▶ [Exercise requirements]: Copy every line of the entries that includes the word "سپرده".

▶ [Supplied data]:
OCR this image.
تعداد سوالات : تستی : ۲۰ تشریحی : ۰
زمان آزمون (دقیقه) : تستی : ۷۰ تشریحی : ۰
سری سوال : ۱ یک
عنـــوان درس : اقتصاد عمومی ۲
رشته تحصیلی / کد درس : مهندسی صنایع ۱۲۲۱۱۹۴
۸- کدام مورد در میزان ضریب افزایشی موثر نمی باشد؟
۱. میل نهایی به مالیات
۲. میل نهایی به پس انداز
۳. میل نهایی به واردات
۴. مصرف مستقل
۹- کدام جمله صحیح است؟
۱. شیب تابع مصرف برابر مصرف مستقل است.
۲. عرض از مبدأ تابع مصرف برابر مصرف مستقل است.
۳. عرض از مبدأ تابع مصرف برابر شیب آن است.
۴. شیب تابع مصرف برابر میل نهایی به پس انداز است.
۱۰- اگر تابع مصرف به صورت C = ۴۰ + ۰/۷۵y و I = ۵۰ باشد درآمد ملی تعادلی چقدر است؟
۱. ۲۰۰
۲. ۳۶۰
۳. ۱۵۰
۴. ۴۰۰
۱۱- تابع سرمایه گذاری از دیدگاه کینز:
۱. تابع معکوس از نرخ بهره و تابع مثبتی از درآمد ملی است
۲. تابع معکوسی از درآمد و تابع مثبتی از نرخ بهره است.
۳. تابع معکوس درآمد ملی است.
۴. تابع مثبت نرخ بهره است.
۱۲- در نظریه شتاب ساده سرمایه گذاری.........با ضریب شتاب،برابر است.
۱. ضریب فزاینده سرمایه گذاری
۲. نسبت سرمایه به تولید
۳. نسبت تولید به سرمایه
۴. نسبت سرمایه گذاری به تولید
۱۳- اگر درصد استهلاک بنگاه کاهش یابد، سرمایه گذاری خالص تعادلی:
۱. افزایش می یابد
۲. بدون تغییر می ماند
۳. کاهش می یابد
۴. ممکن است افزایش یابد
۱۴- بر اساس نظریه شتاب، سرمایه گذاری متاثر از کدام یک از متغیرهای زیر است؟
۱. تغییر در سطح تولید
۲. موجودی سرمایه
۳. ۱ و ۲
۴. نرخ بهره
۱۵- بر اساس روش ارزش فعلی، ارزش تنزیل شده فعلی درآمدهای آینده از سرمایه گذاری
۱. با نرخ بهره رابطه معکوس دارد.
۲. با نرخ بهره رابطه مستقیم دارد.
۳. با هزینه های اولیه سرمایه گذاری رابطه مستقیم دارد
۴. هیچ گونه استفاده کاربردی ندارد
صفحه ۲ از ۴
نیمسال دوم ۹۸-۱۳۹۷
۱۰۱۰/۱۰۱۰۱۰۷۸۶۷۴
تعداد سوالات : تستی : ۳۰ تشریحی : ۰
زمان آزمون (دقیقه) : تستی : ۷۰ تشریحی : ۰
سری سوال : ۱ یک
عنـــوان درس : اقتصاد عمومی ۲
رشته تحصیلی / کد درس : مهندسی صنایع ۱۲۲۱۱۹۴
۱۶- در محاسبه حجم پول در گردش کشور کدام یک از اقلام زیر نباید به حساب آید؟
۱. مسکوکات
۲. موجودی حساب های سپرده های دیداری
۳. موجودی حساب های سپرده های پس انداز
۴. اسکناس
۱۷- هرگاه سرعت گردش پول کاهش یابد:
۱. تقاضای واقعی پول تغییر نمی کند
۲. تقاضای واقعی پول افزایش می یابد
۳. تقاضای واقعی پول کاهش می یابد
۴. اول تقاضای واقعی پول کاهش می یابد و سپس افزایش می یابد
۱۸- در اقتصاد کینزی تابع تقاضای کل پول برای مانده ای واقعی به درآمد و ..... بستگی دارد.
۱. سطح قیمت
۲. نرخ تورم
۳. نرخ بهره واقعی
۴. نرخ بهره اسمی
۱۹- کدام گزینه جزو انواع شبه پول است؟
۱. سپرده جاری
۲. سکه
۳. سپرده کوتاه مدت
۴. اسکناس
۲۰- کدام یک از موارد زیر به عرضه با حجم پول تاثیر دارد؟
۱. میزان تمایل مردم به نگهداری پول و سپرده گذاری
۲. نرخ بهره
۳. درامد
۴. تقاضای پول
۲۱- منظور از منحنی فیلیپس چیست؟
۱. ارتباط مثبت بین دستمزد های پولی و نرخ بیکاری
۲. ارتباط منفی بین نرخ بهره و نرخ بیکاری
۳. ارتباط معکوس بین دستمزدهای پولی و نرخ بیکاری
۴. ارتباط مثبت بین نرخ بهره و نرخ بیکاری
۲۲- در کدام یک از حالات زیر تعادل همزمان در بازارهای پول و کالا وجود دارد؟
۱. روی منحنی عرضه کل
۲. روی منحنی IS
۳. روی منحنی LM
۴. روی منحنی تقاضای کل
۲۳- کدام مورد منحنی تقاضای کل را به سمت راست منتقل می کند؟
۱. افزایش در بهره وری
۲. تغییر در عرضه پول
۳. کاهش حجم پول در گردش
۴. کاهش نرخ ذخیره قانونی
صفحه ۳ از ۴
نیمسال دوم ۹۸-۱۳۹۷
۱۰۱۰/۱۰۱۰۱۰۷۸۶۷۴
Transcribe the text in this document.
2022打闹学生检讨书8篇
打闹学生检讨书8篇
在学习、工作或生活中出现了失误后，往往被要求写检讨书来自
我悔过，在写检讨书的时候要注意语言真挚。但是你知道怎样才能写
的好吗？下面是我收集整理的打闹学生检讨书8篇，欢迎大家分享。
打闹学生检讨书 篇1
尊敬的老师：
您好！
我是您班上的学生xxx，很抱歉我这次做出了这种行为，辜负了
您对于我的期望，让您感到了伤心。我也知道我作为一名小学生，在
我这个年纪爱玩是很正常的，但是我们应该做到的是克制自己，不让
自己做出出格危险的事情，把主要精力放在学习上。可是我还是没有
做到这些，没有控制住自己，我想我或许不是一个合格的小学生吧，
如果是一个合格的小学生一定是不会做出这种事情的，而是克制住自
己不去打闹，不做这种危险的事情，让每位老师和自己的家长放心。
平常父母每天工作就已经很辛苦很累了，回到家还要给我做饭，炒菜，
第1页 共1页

▶ [Solution to this exercise]:
۲. موجودی حساب های سپرده های دیداری
۳. موجودی حساب های سپرده های پس انداز
۱. سپرده جاری
۳. سپرده کوتاه مدت
۱. میزان تمایل مردم به نگهداری پول و سپرده گذاری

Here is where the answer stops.